_Requirement:_
Omit every picture, then give all the entries again exactly.

[Records contained in a dataset]
━━━━━━
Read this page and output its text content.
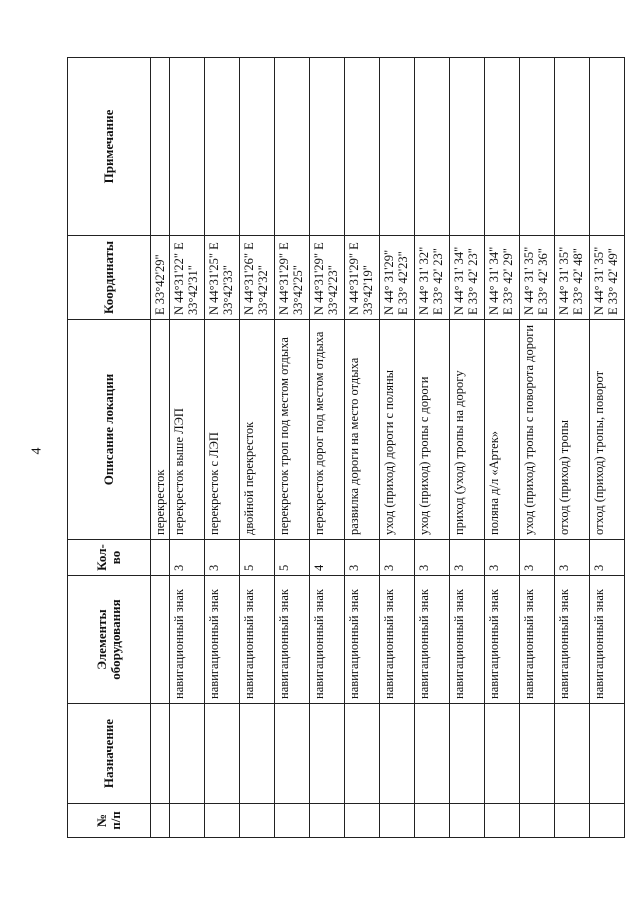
4
№ п/п	Назначение	Элементы оборудования	Кол-во	Описание локации	Координаты	Примечание
				перекресток	E 33°42'29"	
		навигационный знак	3	перекресток выше ЛЭП	N 44°31'22" E 33°42'31"	
		навигационный знак	3	перекресток с ЛЭП	N 44°31'25" E 33°42'33"	
		навигационный знак	5	двойной перекресток	N 44°31'26" E 33°42'32"	
		навигационный знак	5	перекресток троп под местом отдыха	N 44°31'29" E 33°42'25"	
		навигационный знак	4	перекресток дорог под местом отдыха	N 44°31'29" E 33°42'23"	
		навигационный знак	3	развилка дороги на место отдыха	N 44°31'29" E 33°42'19"	
		навигационный знак	3	уход (приход) дороги с поляны	N 44° 31'29" E 33° 42'23"	
		навигационный знак	3	уход (приход) тропы с дороги	N 44° 31' 32" E 33° 42' 23"	
		навигационный знак	3	приход (уход) тропы на дорогу	N 44° 31' 34" E 33° 42' 23"	
		навигационный знак	3	поляна д/л «Артек»	N 44° 31' 34" E 33° 42' 29"	
		навигационный знак	3	уход (приход) тропы с поворота дороги	N 44° 31' 35" E 33° 42' 36"	
		навигационный знак	3	отход (приход) тропы	N 44° 31' 35" E 33° 42' 48"	
		навигационный знак	3	отход (приход) тропы, поворот	N 44° 31' 35" E 33° 42' 49"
━━━━━━
_Task answer:_
Read this page and output its text content.
4
№ п/п	Назначение	Элементы оборудования	Кол-во	Описание локации	Координаты	Примечание
				перекресток	E 33°42'29"	
		навигационный знак	3	перекресток выше ЛЭП	N 44°31'22" E 33°42'31"	
		навигационный знак	3	перекресток с ЛЭП	N 44°31'25" E 33°42'33"	
		навигационный знак	5	двойной перекресток	N 44°31'26" E 33°42'32"	
		навигационный знак	5	перекресток троп под местом отдыха	N 44°31'29" E 33°42'25"	
		навигационный знак	4	перекресток дорог под местом отдыха	N 44°31'29" E 33°42'23"	
		навигационный знак	3	развилка дороги на место отдыха	N 44°31'29" E 33°42'19"	
		навигационный знак	3	уход (приход) дороги с поляны	N 44° 31'29" E 33° 42'23"	
		навигационный знак	3	уход (приход) тропы с дороги	N 44° 31' 32" E 33° 42' 23"	
		навигационный знак	3	приход (уход) тропы на дорогу	N 44° 31' 34" E 33° 42' 23"	
		навигационный знак	3	поляна д/л «Артек»	N 44° 31' 34" E 33° 42' 29"	
		навигационный знак	3	уход (приход) тропы с поворота дороги	N 44° 31' 35" E 33° 42' 36"	
		навигационный знак	3	отход (приход) тропы	N 44° 31' 35" E 33° 42' 48"	
		навигационный знак	3	отход (приход) тропы, поворот	N 44° 31' 35" E 33° 42' 49"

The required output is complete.